Input records start
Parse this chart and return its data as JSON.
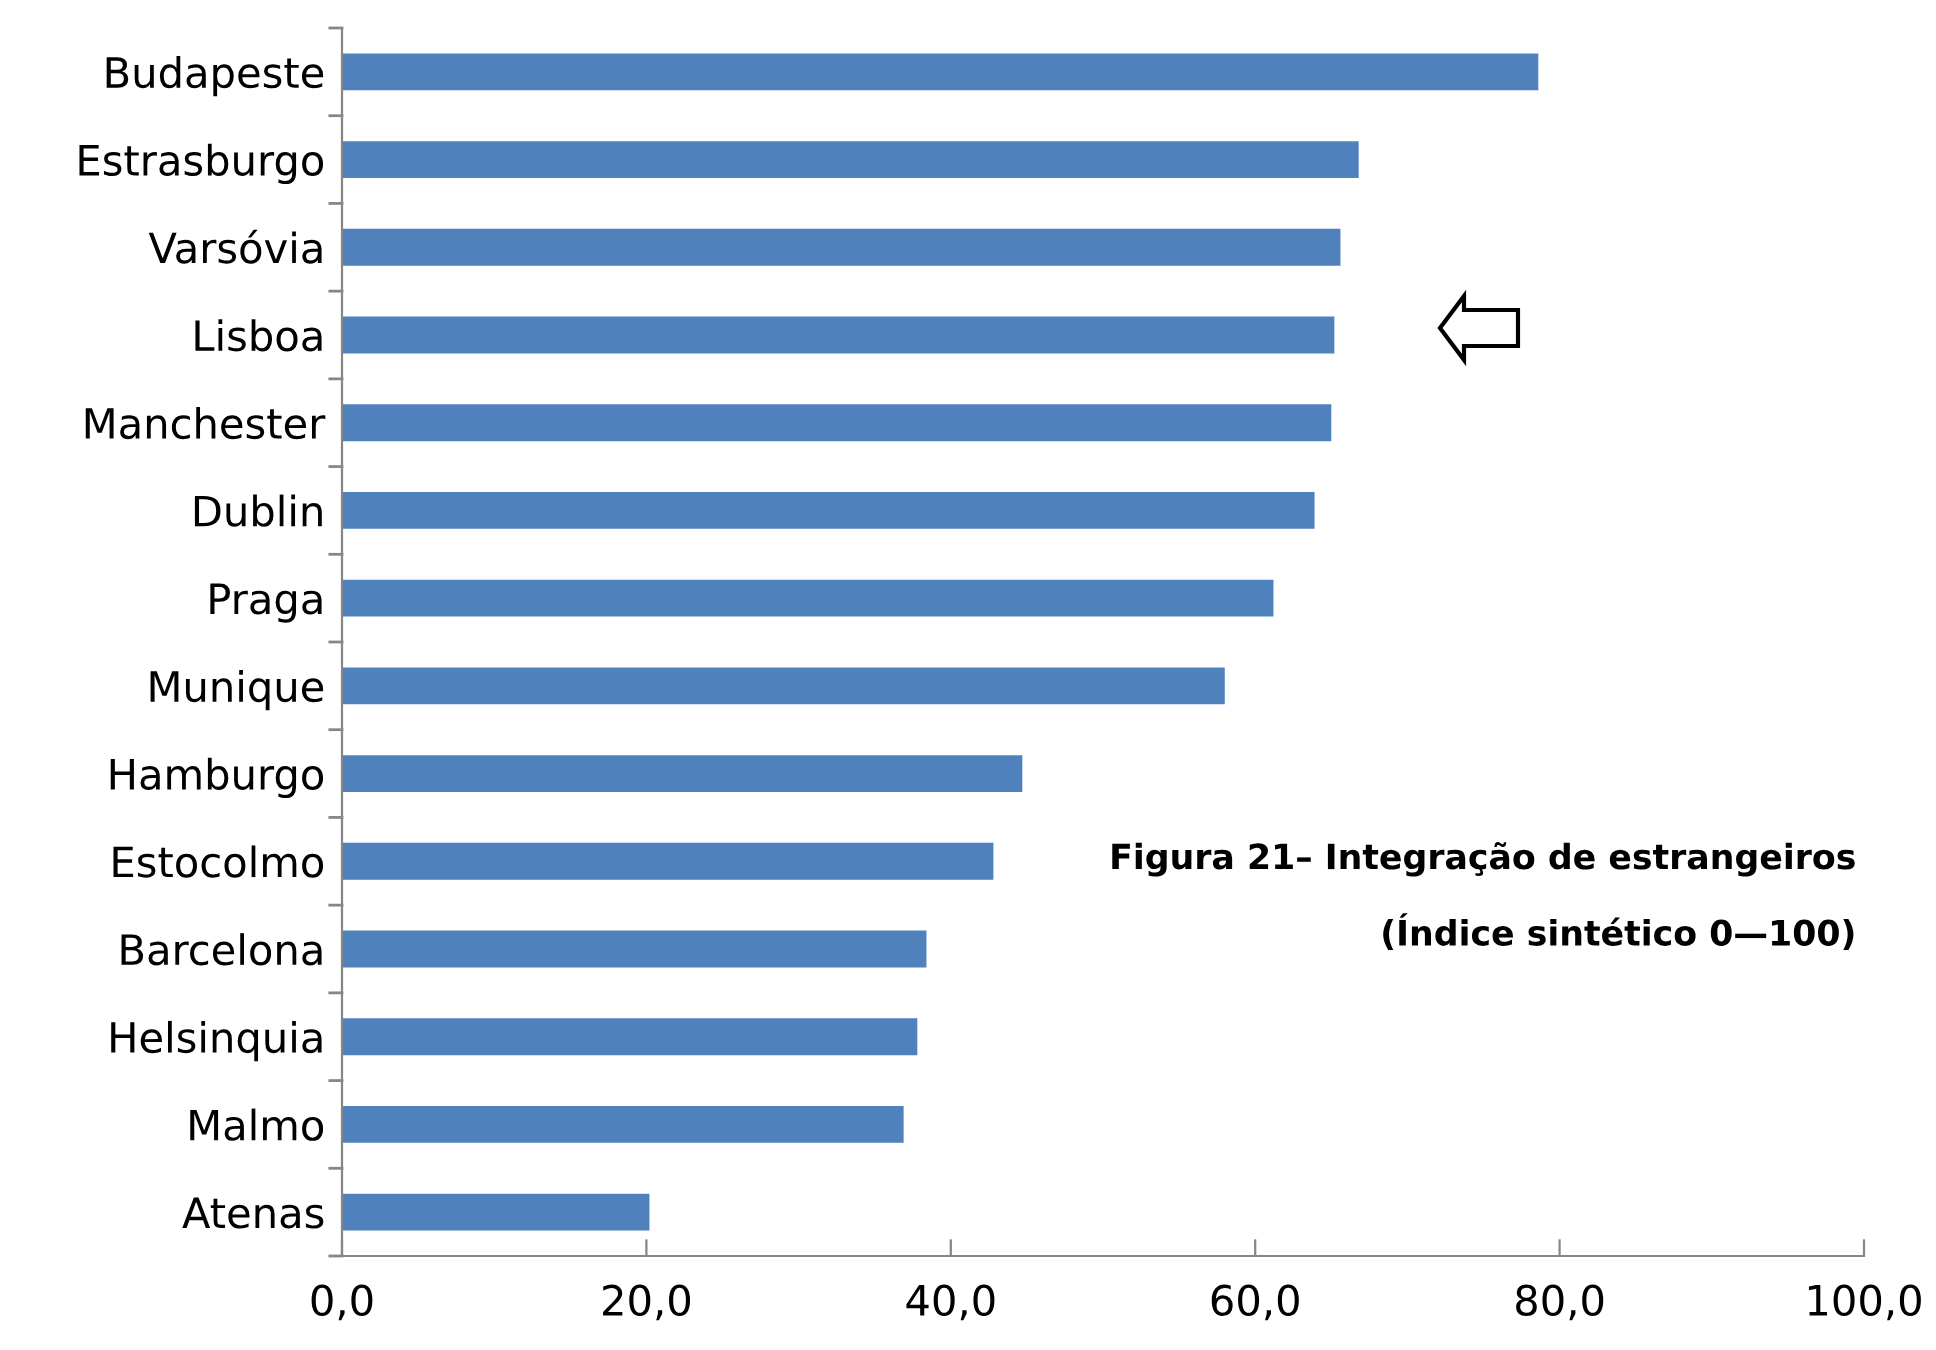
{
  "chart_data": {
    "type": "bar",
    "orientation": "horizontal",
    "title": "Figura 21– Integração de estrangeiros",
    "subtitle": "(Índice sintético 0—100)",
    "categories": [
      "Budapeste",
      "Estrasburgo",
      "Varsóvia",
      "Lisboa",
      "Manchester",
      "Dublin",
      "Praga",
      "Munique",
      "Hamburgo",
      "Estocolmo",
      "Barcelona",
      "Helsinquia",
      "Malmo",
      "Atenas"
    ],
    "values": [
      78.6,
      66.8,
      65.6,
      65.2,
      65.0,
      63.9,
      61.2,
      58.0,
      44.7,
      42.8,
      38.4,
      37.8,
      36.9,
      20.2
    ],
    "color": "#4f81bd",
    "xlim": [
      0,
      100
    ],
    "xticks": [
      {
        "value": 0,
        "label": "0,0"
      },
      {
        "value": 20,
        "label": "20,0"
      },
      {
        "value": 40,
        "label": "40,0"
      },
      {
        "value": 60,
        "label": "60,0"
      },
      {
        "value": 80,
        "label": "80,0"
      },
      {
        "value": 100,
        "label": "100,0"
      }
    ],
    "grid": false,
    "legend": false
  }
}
Input records end
Only the number is wanted: how many lines in the entries above contain the word "label"?

6